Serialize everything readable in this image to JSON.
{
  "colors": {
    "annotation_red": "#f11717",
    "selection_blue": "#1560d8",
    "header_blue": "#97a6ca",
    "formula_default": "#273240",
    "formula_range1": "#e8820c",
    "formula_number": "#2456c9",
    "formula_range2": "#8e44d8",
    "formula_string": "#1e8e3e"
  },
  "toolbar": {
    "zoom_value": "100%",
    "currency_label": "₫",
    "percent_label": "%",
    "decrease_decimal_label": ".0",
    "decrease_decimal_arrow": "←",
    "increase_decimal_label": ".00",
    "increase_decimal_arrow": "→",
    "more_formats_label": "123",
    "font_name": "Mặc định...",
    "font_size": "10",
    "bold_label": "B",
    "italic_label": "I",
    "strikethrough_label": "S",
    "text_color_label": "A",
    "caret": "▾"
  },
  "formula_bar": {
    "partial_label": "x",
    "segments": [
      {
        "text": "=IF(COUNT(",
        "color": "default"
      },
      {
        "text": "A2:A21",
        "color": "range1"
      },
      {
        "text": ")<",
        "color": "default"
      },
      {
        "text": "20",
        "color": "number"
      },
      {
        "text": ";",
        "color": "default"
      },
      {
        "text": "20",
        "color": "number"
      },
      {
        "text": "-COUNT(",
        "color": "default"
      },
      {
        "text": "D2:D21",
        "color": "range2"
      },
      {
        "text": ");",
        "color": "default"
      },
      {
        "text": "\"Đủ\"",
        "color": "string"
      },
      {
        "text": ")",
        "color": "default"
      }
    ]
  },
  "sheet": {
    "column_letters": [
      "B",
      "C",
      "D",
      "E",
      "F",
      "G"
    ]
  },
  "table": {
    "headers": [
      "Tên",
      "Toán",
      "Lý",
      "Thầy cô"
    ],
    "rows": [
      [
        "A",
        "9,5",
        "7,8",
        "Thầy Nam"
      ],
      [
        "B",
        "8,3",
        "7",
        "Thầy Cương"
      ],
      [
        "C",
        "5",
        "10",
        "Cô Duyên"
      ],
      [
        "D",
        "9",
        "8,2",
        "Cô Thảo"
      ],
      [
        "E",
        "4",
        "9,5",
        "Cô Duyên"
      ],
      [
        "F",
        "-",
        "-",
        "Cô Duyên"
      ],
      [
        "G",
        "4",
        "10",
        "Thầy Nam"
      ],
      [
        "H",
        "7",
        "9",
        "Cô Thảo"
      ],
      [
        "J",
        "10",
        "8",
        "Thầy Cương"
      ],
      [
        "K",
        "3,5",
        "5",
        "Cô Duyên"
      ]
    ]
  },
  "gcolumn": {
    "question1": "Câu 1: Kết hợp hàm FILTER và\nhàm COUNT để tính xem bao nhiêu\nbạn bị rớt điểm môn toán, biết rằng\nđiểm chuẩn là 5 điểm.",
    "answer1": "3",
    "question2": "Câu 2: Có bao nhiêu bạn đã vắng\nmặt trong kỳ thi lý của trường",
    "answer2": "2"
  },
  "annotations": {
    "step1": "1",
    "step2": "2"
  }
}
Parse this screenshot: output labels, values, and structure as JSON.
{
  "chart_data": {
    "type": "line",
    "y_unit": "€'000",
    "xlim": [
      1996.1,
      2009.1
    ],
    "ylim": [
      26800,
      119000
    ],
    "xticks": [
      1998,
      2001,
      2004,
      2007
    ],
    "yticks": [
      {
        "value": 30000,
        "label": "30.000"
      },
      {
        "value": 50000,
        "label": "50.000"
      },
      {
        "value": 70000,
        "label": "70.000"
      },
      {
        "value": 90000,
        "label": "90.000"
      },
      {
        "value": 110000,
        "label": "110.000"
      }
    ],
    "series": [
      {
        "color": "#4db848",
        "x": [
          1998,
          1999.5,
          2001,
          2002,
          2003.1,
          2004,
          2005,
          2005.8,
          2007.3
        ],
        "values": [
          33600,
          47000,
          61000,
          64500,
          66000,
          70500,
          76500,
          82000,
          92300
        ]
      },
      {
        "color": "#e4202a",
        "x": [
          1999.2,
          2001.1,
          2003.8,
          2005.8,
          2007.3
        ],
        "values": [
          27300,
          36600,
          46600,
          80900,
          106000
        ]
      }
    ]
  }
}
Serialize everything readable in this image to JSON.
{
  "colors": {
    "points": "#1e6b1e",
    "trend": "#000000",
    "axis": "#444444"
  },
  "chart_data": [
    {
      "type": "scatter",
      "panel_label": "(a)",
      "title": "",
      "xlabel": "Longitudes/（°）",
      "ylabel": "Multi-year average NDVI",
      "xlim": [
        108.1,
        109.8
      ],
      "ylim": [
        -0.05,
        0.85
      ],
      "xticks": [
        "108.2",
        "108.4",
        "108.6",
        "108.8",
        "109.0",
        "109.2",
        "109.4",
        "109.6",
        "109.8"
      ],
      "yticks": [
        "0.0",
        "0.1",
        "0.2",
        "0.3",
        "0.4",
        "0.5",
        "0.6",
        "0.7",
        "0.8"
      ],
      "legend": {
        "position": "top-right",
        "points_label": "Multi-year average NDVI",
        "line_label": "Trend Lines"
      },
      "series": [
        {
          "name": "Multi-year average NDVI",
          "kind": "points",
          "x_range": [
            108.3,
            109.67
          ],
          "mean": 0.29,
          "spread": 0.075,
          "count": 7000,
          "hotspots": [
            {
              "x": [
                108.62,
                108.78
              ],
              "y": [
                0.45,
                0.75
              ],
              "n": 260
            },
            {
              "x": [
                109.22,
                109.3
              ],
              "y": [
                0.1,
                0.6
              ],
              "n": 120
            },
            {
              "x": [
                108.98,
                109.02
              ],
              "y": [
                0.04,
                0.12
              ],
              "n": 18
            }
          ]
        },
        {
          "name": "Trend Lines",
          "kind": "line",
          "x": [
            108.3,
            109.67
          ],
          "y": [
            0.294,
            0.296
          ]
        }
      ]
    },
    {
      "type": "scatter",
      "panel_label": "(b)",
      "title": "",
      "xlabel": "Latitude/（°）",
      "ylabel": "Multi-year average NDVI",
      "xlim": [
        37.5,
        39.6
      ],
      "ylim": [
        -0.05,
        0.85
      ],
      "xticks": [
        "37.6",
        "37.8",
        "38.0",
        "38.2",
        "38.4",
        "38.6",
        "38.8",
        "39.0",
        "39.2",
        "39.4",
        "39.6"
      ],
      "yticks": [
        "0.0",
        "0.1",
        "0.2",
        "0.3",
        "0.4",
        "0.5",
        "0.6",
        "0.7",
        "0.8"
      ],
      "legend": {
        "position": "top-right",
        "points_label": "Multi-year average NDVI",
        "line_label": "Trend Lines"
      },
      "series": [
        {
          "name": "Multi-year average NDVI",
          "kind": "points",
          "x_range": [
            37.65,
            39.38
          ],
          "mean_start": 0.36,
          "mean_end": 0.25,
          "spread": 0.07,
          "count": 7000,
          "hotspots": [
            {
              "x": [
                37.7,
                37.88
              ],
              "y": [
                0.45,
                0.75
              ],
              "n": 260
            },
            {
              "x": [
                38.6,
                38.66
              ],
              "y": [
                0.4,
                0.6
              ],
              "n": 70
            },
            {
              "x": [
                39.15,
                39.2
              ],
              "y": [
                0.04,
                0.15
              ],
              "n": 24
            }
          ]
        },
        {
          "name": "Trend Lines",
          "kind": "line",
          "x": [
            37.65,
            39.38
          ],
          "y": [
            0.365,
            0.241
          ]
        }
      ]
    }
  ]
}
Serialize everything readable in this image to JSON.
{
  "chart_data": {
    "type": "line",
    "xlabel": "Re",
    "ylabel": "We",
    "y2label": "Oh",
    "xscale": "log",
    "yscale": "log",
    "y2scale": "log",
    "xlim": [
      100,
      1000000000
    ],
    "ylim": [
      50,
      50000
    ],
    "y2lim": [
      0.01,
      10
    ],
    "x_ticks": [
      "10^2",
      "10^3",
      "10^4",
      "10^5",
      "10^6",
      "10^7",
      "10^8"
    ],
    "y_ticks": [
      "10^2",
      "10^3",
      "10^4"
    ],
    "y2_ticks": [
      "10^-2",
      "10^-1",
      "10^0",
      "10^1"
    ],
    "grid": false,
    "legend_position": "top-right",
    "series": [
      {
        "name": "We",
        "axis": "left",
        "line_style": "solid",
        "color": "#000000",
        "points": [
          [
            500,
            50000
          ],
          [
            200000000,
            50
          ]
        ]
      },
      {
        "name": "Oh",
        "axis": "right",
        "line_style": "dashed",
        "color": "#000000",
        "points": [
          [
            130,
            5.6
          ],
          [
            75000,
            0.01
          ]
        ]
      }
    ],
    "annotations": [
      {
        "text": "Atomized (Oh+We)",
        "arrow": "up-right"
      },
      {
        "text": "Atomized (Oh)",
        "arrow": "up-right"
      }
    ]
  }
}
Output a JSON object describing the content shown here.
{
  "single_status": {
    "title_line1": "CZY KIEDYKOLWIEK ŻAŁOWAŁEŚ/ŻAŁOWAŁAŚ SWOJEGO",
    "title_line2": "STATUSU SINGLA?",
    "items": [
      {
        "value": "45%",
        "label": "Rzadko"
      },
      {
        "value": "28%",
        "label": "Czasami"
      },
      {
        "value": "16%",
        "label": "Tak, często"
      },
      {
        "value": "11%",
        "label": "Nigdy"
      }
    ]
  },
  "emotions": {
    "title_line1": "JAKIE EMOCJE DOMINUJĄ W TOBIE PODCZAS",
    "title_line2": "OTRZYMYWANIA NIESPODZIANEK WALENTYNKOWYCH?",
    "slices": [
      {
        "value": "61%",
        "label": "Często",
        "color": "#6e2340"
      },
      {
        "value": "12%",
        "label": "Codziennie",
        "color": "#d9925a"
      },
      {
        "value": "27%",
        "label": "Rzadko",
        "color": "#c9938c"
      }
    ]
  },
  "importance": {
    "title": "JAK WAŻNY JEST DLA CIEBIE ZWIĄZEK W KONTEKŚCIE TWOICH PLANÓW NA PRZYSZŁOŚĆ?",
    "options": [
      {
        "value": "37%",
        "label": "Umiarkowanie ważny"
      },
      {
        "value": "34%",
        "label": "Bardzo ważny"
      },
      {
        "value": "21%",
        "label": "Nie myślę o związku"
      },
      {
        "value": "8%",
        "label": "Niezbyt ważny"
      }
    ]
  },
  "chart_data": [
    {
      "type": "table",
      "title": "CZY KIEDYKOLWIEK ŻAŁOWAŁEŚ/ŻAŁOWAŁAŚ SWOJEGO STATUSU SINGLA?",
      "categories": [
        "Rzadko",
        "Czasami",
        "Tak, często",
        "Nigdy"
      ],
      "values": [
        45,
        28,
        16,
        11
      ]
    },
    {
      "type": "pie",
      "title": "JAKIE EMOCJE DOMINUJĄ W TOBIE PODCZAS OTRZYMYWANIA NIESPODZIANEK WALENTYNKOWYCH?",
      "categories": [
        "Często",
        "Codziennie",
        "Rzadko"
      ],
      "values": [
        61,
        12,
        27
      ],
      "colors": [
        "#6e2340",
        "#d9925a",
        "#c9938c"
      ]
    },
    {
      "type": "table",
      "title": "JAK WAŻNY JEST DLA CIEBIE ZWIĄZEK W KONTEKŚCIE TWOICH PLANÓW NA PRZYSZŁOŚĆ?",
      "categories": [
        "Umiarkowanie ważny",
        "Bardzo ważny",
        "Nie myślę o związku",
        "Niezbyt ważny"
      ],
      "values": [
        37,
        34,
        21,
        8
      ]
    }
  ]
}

● Task statement
From the records above, pull out each line that has "JEST".

● Answer below
    "title": "JAK WAŻNY JEST DLA CIEBIE ZWIĄZEK W KONTEKŚCIE TWOICH PLANÓW NA PRZYSZŁOŚĆ?",
      "title": "JAK WAŻNY JEST DLA CIEBIE ZWIĄZEK W KONTEKŚCIE TWOICH PLANÓW NA PRZYSZŁOŚĆ?",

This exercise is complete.